● **To do**: Rewrite the listing from its first line through the line containing "mixing-ratio-label: 20: [859, 1258, 887, 1286]" as a numbered list, omitting blank lines.

BEGIN Exercise materials

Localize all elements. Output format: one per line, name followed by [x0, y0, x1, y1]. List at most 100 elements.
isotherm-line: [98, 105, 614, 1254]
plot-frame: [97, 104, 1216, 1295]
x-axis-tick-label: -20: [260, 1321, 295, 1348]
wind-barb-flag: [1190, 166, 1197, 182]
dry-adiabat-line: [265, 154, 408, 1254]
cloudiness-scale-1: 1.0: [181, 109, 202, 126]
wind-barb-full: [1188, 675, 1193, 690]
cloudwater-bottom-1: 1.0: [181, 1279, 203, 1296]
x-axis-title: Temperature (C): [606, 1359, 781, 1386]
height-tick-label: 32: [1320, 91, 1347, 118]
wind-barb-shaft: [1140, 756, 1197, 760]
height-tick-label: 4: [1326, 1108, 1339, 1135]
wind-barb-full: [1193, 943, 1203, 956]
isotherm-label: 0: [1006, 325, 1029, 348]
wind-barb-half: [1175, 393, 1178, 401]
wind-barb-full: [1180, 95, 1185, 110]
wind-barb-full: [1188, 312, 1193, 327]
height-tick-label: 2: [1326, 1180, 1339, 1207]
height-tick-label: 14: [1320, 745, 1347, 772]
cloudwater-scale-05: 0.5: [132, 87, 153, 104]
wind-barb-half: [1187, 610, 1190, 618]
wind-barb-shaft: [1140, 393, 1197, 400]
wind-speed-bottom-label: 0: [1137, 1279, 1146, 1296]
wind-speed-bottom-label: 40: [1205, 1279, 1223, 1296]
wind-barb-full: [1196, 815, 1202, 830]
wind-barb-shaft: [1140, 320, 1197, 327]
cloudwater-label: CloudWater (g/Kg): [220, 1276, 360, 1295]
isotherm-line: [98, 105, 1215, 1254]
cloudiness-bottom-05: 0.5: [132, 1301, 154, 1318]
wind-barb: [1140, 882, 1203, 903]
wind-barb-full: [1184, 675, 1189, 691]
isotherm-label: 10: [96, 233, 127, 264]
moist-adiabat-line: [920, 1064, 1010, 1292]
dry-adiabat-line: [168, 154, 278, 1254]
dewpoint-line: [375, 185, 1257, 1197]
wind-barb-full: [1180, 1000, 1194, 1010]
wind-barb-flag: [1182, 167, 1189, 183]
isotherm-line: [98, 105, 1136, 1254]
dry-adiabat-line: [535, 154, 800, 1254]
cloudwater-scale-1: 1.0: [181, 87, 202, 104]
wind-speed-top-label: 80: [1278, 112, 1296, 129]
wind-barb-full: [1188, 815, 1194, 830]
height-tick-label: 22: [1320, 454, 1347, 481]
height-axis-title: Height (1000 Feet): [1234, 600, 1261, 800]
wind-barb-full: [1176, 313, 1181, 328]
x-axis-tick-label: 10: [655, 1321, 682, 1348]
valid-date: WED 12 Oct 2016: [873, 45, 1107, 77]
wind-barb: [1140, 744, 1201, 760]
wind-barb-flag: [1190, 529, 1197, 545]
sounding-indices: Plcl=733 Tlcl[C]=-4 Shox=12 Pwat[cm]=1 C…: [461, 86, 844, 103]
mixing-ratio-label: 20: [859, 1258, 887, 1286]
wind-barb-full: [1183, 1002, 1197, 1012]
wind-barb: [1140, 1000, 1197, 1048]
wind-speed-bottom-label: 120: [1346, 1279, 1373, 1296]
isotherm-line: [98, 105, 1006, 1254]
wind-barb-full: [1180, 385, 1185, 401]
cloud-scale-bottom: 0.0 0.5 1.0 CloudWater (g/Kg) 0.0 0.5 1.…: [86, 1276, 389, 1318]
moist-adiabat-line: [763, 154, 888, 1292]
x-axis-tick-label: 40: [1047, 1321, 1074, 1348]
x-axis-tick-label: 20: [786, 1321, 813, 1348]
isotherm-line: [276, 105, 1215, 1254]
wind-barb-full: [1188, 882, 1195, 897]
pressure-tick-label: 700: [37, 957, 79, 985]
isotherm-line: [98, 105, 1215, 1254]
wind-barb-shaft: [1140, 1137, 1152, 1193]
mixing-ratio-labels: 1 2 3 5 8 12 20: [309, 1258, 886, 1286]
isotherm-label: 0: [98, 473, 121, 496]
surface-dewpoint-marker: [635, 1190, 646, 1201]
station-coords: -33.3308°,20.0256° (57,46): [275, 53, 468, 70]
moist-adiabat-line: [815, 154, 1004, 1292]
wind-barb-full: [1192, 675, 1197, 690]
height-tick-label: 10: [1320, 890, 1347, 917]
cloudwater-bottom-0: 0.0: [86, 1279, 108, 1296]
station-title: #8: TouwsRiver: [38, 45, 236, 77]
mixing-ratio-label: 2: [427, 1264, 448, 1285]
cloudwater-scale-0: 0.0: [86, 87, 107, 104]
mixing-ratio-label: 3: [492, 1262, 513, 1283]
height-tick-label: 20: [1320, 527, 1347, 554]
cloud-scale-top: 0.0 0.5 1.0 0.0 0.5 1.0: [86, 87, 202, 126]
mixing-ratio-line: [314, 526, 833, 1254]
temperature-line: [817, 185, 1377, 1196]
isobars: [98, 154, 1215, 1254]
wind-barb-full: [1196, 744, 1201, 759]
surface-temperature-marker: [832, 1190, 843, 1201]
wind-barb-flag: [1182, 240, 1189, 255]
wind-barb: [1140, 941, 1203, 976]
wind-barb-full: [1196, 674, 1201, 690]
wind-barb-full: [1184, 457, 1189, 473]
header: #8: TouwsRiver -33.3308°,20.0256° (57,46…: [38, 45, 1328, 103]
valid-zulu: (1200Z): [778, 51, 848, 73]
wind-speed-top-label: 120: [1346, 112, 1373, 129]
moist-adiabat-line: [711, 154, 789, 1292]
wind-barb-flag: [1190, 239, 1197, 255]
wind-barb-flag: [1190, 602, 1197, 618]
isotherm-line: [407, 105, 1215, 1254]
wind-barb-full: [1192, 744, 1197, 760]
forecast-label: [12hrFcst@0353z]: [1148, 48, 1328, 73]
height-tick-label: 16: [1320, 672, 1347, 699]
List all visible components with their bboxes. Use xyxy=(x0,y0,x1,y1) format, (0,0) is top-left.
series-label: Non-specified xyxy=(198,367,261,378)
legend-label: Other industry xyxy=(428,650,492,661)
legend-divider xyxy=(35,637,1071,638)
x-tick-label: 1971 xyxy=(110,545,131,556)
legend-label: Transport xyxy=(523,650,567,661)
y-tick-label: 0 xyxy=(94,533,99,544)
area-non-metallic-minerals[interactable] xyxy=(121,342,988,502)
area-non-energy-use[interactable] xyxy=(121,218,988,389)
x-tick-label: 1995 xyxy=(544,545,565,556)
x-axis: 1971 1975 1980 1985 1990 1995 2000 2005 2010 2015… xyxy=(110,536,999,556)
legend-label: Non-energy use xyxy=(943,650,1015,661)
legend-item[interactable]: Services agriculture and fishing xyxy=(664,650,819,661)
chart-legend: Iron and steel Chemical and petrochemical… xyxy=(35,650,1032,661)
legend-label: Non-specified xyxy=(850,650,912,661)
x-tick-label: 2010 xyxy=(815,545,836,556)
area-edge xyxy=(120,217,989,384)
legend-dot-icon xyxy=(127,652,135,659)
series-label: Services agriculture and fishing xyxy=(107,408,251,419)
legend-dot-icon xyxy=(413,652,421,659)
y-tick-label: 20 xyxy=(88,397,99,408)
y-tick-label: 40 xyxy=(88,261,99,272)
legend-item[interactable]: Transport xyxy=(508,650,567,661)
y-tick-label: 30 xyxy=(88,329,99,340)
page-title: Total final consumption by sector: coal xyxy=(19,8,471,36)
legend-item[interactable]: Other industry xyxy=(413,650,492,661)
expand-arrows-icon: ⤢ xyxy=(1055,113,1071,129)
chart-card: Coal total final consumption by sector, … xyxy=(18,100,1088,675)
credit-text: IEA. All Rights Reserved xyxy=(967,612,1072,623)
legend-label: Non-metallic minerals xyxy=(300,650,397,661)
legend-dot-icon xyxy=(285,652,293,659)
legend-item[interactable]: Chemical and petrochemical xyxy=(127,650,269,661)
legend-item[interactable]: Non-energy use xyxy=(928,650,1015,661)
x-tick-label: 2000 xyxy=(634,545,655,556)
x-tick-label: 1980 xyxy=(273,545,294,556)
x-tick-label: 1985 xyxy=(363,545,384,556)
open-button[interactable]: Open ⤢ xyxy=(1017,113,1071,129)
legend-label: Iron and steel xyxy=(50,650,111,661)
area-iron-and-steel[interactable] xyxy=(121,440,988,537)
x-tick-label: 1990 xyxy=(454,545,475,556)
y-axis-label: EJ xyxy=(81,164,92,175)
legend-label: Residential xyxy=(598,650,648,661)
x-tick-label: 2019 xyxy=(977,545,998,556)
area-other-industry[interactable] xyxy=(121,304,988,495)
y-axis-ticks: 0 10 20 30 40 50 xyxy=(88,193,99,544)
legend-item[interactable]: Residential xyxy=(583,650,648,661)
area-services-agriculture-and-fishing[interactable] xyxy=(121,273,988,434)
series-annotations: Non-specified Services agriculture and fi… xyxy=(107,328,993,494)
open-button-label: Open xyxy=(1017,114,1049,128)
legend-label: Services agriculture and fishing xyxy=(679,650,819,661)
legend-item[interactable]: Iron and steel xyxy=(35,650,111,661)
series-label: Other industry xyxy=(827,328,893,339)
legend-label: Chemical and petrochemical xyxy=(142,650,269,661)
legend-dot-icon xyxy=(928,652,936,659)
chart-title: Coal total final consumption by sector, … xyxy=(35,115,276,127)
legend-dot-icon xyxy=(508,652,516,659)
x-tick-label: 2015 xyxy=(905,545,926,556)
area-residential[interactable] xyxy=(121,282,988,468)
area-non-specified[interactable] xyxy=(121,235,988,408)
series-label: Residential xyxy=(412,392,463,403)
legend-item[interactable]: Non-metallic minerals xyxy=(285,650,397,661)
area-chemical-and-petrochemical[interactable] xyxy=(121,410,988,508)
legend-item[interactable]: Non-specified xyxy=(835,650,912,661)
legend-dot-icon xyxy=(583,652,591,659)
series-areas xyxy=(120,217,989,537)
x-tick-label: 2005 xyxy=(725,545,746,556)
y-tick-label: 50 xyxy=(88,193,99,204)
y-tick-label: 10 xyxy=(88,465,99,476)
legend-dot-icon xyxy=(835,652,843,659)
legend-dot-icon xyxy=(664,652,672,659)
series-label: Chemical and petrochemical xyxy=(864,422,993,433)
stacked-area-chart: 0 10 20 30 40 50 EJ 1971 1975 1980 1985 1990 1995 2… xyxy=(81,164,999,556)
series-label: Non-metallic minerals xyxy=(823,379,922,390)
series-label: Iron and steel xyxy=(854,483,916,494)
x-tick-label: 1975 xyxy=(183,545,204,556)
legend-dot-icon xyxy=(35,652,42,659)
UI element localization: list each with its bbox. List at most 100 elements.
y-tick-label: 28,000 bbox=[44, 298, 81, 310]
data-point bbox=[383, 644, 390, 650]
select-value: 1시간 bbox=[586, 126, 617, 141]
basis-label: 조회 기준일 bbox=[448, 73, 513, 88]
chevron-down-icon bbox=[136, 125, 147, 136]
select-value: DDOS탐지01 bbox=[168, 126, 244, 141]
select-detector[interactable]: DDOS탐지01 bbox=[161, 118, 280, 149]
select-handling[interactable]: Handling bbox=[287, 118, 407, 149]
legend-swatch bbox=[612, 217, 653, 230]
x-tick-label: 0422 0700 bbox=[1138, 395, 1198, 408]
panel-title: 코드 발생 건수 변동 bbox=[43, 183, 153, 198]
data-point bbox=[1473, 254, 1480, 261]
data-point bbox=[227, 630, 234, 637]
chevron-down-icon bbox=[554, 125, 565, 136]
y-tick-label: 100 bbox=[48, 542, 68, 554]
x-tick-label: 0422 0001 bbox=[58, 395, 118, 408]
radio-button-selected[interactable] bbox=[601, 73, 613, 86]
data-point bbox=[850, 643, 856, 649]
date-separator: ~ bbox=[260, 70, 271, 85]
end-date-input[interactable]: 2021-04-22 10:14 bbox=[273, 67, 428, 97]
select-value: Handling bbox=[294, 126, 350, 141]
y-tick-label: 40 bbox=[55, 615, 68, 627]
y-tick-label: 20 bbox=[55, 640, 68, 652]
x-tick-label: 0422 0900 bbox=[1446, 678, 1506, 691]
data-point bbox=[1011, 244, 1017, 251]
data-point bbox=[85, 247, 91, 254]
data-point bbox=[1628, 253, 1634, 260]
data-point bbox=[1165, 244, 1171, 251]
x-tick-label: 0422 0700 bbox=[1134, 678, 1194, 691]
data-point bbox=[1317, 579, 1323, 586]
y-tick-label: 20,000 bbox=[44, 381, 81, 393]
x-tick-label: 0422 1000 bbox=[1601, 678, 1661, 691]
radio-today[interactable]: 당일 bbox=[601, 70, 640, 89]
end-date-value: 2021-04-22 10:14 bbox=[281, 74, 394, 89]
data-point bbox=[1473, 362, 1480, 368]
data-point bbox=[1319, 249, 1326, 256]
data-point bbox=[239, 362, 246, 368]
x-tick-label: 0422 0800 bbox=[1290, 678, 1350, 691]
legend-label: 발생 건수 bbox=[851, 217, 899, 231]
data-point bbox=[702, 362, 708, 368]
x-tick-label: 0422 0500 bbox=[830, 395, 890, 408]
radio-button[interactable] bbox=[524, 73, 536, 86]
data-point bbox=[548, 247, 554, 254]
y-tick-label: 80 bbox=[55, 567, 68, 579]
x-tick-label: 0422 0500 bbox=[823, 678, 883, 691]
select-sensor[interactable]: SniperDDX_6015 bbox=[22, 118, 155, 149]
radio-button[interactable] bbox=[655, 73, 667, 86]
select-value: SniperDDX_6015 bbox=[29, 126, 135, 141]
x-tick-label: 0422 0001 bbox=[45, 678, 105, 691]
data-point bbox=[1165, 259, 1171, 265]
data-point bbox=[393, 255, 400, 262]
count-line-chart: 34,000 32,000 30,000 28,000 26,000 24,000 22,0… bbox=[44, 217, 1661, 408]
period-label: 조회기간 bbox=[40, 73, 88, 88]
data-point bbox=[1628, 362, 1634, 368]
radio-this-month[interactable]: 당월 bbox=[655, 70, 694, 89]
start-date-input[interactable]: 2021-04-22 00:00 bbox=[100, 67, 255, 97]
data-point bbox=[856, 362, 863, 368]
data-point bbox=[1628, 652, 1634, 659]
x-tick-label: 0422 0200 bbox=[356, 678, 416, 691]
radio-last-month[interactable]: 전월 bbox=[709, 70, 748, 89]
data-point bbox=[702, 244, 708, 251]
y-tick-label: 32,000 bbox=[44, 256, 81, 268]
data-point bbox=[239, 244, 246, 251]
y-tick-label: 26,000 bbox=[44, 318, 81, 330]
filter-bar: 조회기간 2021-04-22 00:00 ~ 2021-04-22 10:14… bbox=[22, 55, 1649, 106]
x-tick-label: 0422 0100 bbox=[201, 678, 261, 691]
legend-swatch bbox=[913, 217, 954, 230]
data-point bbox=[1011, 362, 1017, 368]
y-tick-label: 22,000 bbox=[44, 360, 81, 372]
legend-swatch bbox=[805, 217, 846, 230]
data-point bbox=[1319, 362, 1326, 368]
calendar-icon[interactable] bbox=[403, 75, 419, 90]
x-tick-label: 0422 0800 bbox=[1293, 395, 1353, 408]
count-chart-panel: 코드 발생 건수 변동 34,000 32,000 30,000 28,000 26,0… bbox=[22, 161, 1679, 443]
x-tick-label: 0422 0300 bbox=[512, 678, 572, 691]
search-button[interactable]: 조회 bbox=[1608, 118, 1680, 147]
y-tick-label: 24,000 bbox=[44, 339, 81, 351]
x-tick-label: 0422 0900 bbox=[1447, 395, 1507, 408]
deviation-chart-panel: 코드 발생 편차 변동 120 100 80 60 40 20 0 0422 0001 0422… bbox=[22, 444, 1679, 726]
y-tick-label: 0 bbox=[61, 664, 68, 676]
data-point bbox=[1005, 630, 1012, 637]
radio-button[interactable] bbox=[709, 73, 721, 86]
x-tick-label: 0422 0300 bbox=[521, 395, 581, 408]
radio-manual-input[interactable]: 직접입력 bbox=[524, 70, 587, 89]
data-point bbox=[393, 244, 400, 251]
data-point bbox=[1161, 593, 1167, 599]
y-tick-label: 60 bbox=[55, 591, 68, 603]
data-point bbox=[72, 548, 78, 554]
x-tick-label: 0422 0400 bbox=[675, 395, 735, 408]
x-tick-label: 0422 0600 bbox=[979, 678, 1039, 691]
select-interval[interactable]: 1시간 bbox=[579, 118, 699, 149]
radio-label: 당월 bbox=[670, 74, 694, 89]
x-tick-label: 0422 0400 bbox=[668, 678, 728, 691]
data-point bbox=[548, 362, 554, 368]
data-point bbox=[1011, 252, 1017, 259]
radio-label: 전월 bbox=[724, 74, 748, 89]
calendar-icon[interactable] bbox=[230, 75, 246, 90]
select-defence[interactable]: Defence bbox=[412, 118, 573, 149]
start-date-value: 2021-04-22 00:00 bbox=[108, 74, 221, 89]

END Exercise materials

● **Written solution**:
1. Localize all elements. Output format: one per line, name followed by [x0, y0, x1, y1]. List at most 100 elements.
2. isotherm-line: [98, 105, 614, 1254]
3. plot-frame: [97, 104, 1216, 1295]
4. x-axis-tick-label: -20: [260, 1321, 295, 1348]
5. wind-barb-flag: [1190, 166, 1197, 182]
6. dry-adiabat-line: [265, 154, 408, 1254]
7. cloudiness-scale-1: 1.0: [181, 109, 202, 126]
8. wind-barb-full: [1188, 675, 1193, 690]
9. cloudwater-bottom-1: 1.0: [181, 1279, 203, 1296]
10. x-axis-title: Temperature (C): [606, 1359, 781, 1386]
11. height-tick-label: 32: [1320, 91, 1347, 118]
12. wind-barb-shaft: [1140, 756, 1197, 760]
13. height-tick-label: 4: [1326, 1108, 1339, 1135]
14. wind-barb-full: [1193, 943, 1203, 956]
15. isotherm-label: 0: [1006, 325, 1029, 348]
16. wind-barb-half: [1175, 393, 1178, 401]
17. wind-barb-full: [1180, 95, 1185, 110]
18. wind-barb-full: [1188, 312, 1193, 327]
19. height-tick-label: 2: [1326, 1180, 1339, 1207]
20. height-tick-label: 14: [1320, 745, 1347, 772]
21. cloudwater-scale-05: 0.5: [132, 87, 153, 104]
22. wind-barb-half: [1187, 610, 1190, 618]
23. wind-barb-shaft: [1140, 393, 1197, 400]
24. wind-speed-bottom-label: 0: [1137, 1279, 1146, 1296]
25. wind-speed-bottom-label: 40: [1205, 1279, 1223, 1296]
26. wind-barb-full: [1196, 815, 1202, 830]
27. wind-barb-shaft: [1140, 320, 1197, 327]
28. cloudwater-label: CloudWater (g/Kg): [220, 1276, 360, 1295]
29. isotherm-line: [98, 105, 1215, 1254]
30. cloudiness-bottom-05: 0.5: [132, 1301, 154, 1318]
31. wind-barb: [1140, 882, 1203, 903]
32. wind-barb-full: [1184, 675, 1189, 691]
33. isotherm-label: 10: [96, 233, 127, 264]
34. moist-adiabat-line: [920, 1064, 1010, 1292]
35. dry-adiabat-line: [168, 154, 278, 1254]
36. dewpoint-line: [375, 185, 1257, 1197]
37. wind-barb-full: [1180, 1000, 1194, 1010]
38. wind-barb-flag: [1182, 167, 1189, 183]
39. isotherm-line: [98, 105, 1136, 1254]
40. dry-adiabat-line: [535, 154, 800, 1254]
41. cloudwater-scale-1: 1.0: [181, 87, 202, 104]
42. wind-speed-top-label: 80: [1278, 112, 1296, 129]
43. wind-barb-full: [1188, 815, 1194, 830]
44. height-tick-label: 22: [1320, 454, 1347, 481]
45. height-axis-title: Height (1000 Feet): [1234, 600, 1261, 800]
46. wind-barb-full: [1176, 313, 1181, 328]
47. x-axis-tick-label: 10: [655, 1321, 682, 1348]
48. valid-date: WED 12 Oct 2016: [873, 45, 1107, 77]
49. wind-barb: [1140, 744, 1201, 760]
50. wind-barb-flag: [1190, 529, 1197, 545]
51. sounding-indices: Plcl=733 Tlcl[C]=-4 Shox=12 Pwat[cm]=1 C…: [461, 86, 844, 103]
52. mixing-ratio-label: 20: [859, 1258, 887, 1286]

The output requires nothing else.